EXERCISE BRIEF:
Can you reproduce the data beneath, keeping every line exact?

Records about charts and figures
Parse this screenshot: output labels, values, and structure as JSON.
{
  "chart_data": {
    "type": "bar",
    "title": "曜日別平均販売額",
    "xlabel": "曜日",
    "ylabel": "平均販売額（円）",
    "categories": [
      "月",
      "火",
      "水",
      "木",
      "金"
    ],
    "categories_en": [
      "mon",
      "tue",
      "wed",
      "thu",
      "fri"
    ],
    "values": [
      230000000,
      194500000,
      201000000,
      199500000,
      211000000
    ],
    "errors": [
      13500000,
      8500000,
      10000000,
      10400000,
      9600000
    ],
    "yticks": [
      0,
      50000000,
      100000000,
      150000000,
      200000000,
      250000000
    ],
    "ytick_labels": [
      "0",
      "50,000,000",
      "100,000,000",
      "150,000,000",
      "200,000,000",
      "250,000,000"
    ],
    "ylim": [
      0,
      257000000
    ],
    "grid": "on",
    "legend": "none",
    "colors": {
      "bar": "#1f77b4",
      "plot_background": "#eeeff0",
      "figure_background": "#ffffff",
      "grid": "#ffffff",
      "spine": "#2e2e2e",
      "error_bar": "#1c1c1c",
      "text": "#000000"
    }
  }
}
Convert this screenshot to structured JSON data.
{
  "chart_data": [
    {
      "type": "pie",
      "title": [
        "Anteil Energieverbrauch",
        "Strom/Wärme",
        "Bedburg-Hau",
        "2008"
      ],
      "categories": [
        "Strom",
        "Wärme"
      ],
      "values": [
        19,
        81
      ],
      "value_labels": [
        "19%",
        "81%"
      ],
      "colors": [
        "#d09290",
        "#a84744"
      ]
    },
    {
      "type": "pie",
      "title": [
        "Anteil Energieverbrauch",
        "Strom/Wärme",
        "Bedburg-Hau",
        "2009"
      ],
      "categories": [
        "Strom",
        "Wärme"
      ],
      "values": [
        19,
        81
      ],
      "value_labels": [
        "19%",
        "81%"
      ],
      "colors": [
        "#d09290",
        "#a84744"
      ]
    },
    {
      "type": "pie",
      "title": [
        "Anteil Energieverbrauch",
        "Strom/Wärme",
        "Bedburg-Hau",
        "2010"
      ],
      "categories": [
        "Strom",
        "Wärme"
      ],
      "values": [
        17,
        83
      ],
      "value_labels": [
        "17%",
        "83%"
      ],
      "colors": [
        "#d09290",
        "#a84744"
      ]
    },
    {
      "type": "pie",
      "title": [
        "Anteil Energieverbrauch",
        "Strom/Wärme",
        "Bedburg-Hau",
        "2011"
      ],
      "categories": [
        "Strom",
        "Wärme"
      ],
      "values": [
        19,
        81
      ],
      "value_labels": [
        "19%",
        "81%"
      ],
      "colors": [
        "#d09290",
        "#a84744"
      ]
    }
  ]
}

THE REPLY:
Parse this screenshot: output labels, values, and structure as JSON.
{
  "chart_data": {
    "type": "bar",
    "title": "曜日別平均販売額",
    "xlabel": "曜日",
    "ylabel": "平均販売額（円）",
    "categories": [
      "月",
      "火",
      "水",
      "木",
      "金"
    ],
    "categories_en": [
      "mon",
      "tue",
      "wed",
      "thu",
      "fri"
    ],
    "values": [
      230000000,
      194500000,
      201000000,
      199500000,
      211000000
    ],
    "errors": [
      13500000,
      8500000,
      10000000,
      10400000,
      9600000
    ],
    "yticks": [
      0,
      50000000,
      100000000,
      150000000,
      200000000,
      250000000
    ],
    "ytick_labels": [
      "0",
      "50,000,000",
      "100,000,000",
      "150,000,000",
      "200,000,000",
      "250,000,000"
    ],
    "ylim": [
      0,
      257000000
    ],
    "grid": "on",
    "legend": "none",
    "colors": {
      "bar": "#1f77b4",
      "plot_background": "#eeeff0",
      "figure_background": "#ffffff",
      "grid": "#ffffff",
      "spine": "#2e2e2e",
      "error_bar": "#1c1c1c",
      "text": "#000000"
    }
  }
}
Convert this screenshot to structured JSON data.
{
  "chart_data": [
    {
      "type": "pie",
      "title": [
        "Anteil Energieverbrauch",
        "Strom/Wärme",
        "Bedburg-Hau",
        "2008"
      ],
      "categories": [
        "Strom",
        "Wärme"
      ],
      "values": [
        19,
        81
      ],
      "value_labels": [
        "19%",
        "81%"
      ],
      "colors": [
        "#d09290",
        "#a84744"
      ]
    },
    {
      "type": "pie",
      "title": [
        "Anteil Energieverbrauch",
        "Strom/Wärme",
        "Bedburg-Hau",
        "2009"
      ],
      "categories": [
        "Strom",
        "Wärme"
      ],
      "values": [
        19,
        81
      ],
      "value_labels": [
        "19%",
        "81%"
      ],
      "colors": [
        "#d09290",
        "#a84744"
      ]
    },
    {
      "type": "pie",
      "title": [
        "Anteil Energieverbrauch",
        "Strom/Wärme",
        "Bedburg-Hau",
        "2010"
      ],
      "categories": [
        "Strom",
        "Wärme"
      ],
      "values": [
        17,
        83
      ],
      "value_labels": [
        "17%",
        "83%"
      ],
      "colors": [
        "#d09290",
        "#a84744"
      ]
    },
    {
      "type": "pie",
      "title": [
        "Anteil Energieverbrauch",
        "Strom/Wärme",
        "Bedburg-Hau",
        "2011"
      ],
      "categories": [
        "Strom",
        "Wärme"
      ],
      "values": [
        19,
        81
      ],
      "value_labels": [
        "19%",
        "81%"
      ],
      "colors": [
        "#d09290",
        "#a84744"
      ]
    }
  ]
}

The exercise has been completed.